- _Problem_: Give the number of lines holding the string "label" and nothing more.

---- Data shown

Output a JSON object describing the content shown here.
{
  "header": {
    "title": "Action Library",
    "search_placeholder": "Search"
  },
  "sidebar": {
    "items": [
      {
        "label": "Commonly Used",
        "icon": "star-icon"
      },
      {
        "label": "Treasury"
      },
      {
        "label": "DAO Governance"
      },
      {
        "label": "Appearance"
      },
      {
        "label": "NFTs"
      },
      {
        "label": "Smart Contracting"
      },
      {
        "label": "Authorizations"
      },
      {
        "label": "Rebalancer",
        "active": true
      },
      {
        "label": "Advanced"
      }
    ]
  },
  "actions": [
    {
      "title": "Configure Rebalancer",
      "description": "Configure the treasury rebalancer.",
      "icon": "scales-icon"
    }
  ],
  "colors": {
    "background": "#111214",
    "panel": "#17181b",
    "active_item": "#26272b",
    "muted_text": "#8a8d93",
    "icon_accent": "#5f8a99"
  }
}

--------

- _Exercise response_: 9